### Task goal
Transcribe the full listing below exactly.

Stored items
+ + + + +
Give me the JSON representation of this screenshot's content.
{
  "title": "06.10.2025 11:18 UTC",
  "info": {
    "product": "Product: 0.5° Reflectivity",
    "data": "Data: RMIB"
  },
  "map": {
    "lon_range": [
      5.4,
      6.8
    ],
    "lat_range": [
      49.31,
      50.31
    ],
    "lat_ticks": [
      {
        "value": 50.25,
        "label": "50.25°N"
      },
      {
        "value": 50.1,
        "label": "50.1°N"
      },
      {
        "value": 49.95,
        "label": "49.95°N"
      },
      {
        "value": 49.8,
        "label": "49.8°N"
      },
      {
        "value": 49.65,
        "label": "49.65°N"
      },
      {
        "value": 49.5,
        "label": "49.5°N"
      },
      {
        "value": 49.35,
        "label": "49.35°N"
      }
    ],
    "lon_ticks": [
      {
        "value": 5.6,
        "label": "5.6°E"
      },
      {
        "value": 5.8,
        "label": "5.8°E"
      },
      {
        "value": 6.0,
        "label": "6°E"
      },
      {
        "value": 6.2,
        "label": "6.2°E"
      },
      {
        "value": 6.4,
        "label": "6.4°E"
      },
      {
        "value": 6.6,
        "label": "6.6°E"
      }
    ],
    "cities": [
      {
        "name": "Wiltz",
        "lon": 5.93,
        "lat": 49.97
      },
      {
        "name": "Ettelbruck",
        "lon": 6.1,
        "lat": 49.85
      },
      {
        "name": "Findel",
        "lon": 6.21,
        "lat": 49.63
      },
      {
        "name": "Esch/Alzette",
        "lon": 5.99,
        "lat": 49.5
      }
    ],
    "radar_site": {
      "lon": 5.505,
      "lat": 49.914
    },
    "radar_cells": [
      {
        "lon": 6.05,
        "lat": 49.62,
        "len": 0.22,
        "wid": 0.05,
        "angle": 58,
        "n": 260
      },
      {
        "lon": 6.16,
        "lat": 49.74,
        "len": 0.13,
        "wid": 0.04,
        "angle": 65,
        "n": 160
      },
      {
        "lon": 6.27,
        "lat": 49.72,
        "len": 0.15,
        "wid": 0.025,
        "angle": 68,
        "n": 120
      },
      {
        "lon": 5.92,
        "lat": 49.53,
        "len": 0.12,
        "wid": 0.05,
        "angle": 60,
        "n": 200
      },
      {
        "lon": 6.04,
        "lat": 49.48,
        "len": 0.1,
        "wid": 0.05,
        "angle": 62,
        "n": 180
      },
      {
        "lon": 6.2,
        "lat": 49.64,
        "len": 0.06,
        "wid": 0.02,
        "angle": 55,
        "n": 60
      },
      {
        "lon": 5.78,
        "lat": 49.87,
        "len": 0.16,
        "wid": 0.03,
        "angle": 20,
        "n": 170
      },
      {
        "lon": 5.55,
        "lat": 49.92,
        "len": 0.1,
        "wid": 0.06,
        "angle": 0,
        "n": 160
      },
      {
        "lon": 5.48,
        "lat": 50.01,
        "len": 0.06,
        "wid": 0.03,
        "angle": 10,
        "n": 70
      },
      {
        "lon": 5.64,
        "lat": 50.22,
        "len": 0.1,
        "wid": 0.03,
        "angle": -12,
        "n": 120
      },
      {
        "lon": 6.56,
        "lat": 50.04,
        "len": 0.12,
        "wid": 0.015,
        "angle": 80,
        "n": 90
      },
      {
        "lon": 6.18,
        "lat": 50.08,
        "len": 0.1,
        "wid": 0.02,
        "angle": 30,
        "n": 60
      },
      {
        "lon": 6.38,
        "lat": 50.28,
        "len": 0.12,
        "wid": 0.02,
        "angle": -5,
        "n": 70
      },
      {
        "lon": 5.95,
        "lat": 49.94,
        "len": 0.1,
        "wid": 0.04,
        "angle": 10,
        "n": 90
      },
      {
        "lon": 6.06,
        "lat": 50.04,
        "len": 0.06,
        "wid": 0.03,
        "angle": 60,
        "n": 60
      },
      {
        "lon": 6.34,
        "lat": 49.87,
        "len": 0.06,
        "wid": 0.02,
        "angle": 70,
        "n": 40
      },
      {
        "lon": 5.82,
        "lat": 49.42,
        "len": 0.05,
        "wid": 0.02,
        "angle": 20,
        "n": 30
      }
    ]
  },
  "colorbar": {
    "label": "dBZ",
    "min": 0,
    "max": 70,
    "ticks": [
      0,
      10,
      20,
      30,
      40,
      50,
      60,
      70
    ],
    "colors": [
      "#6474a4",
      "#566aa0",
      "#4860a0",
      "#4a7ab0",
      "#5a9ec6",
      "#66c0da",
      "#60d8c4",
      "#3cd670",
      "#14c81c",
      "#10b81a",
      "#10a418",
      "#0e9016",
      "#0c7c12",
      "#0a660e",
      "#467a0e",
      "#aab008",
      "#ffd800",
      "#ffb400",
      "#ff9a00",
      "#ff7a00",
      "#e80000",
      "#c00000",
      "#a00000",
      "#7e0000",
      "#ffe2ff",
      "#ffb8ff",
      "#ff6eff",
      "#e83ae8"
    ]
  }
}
+ + + + +
### Task output
Give me the JSON representation of this screenshot's content.
{
  "title": "06.10.2025 11:18 UTC",
  "info": {
    "product": "Product: 0.5° Reflectivity",
    "data": "Data: RMIB"
  },
  "map": {
    "lon_range": [
      5.4,
      6.8
    ],
    "lat_range": [
      49.31,
      50.31
    ],
    "lat_ticks": [
      {
        "value": 50.25,
        "label": "50.25°N"
      },
      {
        "value": 50.1,
        "label": "50.1°N"
      },
      {
        "value": 49.95,
        "label": "49.95°N"
      },
      {
        "value": 49.8,
        "label": "49.8°N"
      },
      {
        "value": 49.65,
        "label": "49.65°N"
      },
      {
        "value": 49.5,
        "label": "49.5°N"
      },
      {
        "value": 49.35,
        "label": "49.35°N"
      }
    ],
    "lon_ticks": [
      {
        "value": 5.6,
        "label": "5.6°E"
      },
      {
        "value": 5.8,
        "label": "5.8°E"
      },
      {
        "value": 6.0,
        "label": "6°E"
      },
      {
        "value": 6.2,
        "label": "6.2°E"
      },
      {
        "value": 6.4,
        "label": "6.4°E"
      },
      {
        "value": 6.6,
        "label": "6.6°E"
      }
    ],
    "cities": [
      {
        "name": "Wiltz",
        "lon": 5.93,
        "lat": 49.97
      },
      {
        "name": "Ettelbruck",
        "lon": 6.1,
        "lat": 49.85
      },
      {
        "name": "Findel",
        "lon": 6.21,
        "lat": 49.63
      },
      {
        "name": "Esch/Alzette",
        "lon": 5.99,
        "lat": 49.5
      }
    ],
    "radar_site": {
      "lon": 5.505,
      "lat": 49.914
    },
    "radar_cells": [
      {
        "lon": 6.05,
        "lat": 49.62,
        "len": 0.22,
        "wid": 0.05,
        "angle": 58,
        "n": 260
      },
      {
        "lon": 6.16,
        "lat": 49.74,
        "len": 0.13,
        "wid": 0.04,
        "angle": 65,
        "n": 160
      },
      {
        "lon": 6.27,
        "lat": 49.72,
        "len": 0.15,
        "wid": 0.025,
        "angle": 68,
        "n": 120
      },
      {
        "lon": 5.92,
        "lat": 49.53,
        "len": 0.12,
        "wid": 0.05,
        "angle": 60,
        "n": 200
      },
      {
        "lon": 6.04,
        "lat": 49.48,
        "len": 0.1,
        "wid": 0.05,
        "angle": 62,
        "n": 180
      },
      {
        "lon": 6.2,
        "lat": 49.64,
        "len": 0.06,
        "wid": 0.02,
        "angle": 55,
        "n": 60
      },
      {
        "lon": 5.78,
        "lat": 49.87,
        "len": 0.16,
        "wid": 0.03,
        "angle": 20,
        "n": 170
      },
      {
        "lon": 5.55,
        "lat": 49.92,
        "len": 0.1,
        "wid": 0.06,
        "angle": 0,
        "n": 160
      },
      {
        "lon": 5.48,
        "lat": 50.01,
        "len": 0.06,
        "wid": 0.03,
        "angle": 10,
        "n": 70
      },
      {
        "lon": 5.64,
        "lat": 50.22,
        "len": 0.1,
        "wid": 0.03,
        "angle": -12,
        "n": 120
      },
      {
        "lon": 6.56,
        "lat": 50.04,
        "len": 0.12,
        "wid": 0.015,
        "angle": 80,
        "n": 90
      },
      {
        "lon": 6.18,
        "lat": 50.08,
        "len": 0.1,
        "wid": 0.02,
        "angle": 30,
        "n": 60
      },
      {
        "lon": 6.38,
        "lat": 50.28,
        "len": 0.12,
        "wid": 0.02,
        "angle": -5,
        "n": 70
      },
      {
        "lon": 5.95,
        "lat": 49.94,
        "len": 0.1,
        "wid": 0.04,
        "angle": 10,
        "n": 90
      },
      {
        "lon": 6.06,
        "lat": 50.04,
        "len": 0.06,
        "wid": 0.03,
        "angle": 60,
        "n": 60
      },
      {
        "lon": 6.34,
        "lat": 49.87,
        "len": 0.06,
        "wid": 0.02,
        "angle": 70,
        "n": 40
      },
      {
        "lon": 5.82,
        "lat": 49.42,
        "len": 0.05,
        "wid": 0.02,
        "angle": 20,
        "n": 30
      }
    ]
  },
  "colorbar": {
    "label": "dBZ",
    "min": 0,
    "max": 70,
    "ticks": [
      0,
      10,
      20,
      30,
      40,
      50,
      60,
      70
    ],
    "colors": [
      "#6474a4",
      "#566aa0",
      "#4860a0",
      "#4a7ab0",
      "#5a9ec6",
      "#66c0da",
      "#60d8c4",
      "#3cd670",
      "#14c81c",
      "#10b81a",
      "#10a418",
      "#0e9016",
      "#0c7c12",
      "#0a660e",
      "#467a0e",
      "#aab008",
      "#ffd800",
      "#ffb400",
      "#ff9a00",
      "#ff7a00",
      "#e80000",
      "#c00000",
      "#a00000",
      "#7e0000",
      "#ffe2ff",
      "#ffb8ff",
      "#ff6eff",
      "#e83ae8"
    ]
  }
}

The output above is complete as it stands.